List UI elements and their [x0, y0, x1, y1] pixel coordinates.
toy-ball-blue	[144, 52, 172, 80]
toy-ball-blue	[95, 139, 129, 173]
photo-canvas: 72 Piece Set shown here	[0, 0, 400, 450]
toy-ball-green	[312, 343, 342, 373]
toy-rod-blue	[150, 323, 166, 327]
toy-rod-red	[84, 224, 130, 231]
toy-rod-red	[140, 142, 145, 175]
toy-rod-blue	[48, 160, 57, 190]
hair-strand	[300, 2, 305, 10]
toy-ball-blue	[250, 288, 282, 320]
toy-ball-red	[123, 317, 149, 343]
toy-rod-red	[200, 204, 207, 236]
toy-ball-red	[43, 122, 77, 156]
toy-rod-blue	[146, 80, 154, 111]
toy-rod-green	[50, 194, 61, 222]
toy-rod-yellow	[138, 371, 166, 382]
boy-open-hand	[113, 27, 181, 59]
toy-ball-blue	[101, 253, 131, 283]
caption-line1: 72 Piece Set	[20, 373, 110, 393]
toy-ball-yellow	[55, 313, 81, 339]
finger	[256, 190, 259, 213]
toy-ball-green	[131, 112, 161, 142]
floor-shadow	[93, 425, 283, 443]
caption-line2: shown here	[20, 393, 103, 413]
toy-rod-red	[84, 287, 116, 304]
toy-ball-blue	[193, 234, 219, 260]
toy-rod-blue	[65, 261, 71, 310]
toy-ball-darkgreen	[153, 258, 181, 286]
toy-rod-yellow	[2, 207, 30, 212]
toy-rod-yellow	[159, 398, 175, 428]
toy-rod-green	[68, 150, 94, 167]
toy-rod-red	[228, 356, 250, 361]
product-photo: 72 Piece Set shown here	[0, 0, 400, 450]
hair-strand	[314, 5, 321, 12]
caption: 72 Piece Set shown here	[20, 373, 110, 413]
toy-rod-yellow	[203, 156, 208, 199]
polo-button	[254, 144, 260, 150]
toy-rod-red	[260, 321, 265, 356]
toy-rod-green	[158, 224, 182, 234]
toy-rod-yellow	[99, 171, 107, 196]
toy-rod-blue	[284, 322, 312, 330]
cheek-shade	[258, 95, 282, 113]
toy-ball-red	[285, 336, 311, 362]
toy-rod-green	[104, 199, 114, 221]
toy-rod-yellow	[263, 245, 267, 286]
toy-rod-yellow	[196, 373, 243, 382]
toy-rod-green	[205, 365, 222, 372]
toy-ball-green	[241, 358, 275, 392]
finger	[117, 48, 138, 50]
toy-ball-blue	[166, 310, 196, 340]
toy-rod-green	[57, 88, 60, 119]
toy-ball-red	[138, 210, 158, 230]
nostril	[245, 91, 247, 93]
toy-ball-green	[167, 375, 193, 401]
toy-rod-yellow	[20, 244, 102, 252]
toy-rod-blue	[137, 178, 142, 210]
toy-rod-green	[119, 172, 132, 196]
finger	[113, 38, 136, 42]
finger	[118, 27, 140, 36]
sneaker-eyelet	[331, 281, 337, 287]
☆ ☆ ☆ ☆
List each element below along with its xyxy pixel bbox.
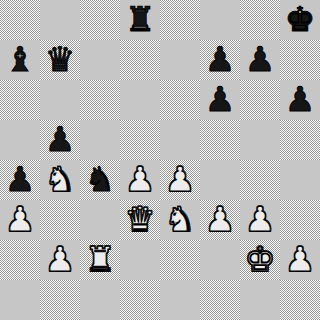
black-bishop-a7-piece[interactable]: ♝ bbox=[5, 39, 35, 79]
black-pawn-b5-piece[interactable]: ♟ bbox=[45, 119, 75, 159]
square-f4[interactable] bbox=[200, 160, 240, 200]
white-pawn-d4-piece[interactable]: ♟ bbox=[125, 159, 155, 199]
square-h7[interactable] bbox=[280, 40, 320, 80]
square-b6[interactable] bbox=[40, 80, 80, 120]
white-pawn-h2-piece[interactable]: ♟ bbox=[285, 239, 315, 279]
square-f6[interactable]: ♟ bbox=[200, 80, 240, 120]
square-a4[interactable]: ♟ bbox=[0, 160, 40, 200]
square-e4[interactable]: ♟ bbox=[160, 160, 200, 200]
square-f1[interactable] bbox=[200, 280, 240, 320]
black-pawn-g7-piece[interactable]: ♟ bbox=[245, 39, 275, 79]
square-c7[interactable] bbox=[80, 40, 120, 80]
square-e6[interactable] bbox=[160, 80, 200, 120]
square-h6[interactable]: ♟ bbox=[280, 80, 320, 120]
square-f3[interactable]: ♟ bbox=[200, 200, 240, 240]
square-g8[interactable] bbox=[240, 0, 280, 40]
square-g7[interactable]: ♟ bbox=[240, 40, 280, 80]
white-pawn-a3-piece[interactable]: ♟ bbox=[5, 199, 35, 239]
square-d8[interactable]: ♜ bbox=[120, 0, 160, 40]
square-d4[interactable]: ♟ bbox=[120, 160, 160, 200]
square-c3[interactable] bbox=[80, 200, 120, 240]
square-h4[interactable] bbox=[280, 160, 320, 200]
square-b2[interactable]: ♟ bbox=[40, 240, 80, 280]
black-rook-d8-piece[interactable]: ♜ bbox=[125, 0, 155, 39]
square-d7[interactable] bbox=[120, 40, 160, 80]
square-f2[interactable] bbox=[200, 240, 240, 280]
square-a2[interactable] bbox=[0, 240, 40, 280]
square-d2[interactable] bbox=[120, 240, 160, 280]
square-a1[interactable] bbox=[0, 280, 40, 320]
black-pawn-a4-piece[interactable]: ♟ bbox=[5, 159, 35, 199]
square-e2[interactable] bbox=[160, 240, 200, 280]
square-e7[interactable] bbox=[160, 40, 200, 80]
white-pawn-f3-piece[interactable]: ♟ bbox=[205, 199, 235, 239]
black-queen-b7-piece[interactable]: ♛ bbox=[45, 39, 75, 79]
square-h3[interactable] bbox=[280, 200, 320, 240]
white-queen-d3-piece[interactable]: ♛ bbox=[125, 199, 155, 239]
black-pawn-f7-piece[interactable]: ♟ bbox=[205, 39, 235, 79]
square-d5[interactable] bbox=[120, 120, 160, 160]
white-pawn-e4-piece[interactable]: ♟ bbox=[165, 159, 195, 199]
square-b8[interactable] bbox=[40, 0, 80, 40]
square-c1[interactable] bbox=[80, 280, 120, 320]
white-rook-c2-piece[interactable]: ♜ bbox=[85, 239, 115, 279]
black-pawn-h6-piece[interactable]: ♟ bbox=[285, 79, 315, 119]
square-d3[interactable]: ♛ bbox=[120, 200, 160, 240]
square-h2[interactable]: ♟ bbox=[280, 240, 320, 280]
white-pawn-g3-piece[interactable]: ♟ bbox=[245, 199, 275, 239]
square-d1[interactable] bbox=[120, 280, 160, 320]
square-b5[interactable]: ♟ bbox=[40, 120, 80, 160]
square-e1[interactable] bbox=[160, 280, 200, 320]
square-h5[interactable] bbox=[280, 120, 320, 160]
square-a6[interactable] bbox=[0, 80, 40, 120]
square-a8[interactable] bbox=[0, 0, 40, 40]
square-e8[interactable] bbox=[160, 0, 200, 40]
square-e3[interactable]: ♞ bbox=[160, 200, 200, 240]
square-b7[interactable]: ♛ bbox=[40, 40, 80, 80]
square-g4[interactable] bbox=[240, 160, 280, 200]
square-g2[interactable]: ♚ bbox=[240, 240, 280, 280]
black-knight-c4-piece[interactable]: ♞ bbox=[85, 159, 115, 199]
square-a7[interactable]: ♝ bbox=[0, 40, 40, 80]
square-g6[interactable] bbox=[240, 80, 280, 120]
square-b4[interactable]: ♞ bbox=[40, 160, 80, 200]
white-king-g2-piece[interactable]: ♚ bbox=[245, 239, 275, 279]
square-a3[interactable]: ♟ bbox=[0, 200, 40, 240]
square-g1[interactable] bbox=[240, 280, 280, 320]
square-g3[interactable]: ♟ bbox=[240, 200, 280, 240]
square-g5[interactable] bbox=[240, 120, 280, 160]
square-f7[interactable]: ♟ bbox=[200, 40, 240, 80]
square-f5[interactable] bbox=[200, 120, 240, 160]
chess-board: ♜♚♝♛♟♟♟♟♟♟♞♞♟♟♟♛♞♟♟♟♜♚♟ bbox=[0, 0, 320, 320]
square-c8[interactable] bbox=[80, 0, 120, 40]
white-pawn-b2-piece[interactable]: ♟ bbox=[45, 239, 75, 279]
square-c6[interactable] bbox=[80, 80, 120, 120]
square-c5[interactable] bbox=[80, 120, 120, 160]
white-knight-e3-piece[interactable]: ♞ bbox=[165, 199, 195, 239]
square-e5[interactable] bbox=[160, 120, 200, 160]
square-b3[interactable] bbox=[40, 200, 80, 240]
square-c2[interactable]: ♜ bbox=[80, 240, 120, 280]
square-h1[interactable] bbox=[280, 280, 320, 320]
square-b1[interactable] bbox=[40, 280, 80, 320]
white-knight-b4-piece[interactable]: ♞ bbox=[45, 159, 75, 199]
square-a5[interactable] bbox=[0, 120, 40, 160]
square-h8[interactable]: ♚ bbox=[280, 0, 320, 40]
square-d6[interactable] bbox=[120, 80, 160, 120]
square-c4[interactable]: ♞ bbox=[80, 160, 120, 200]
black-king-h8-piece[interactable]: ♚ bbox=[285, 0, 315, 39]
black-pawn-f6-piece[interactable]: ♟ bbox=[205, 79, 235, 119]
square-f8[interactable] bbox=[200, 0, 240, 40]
☆ ☆ ☆ ☆
Work to do
Recast everything from the line containing "List UI elements" down to the line containing "323, 166, 327]" as a Markdown table with the columns No. and Line, skipping any blank lines.

Full response
| No. | Line |
|---|---|
| 1 | List UI elements and their [x0, y0, x1, y1] pixel coordinates. |
| 2 | toy-ball-blue	[144, 52, 172, 80] |
| 3 | toy-ball-blue	[95, 139, 129, 173] |
| 4 | photo-canvas: 72 Piece Set shown here	[0, 0, 400, 450] |
| 5 | toy-ball-green	[312, 343, 342, 373] |
| 6 | toy-rod-blue	[150, 323, 166, 327] |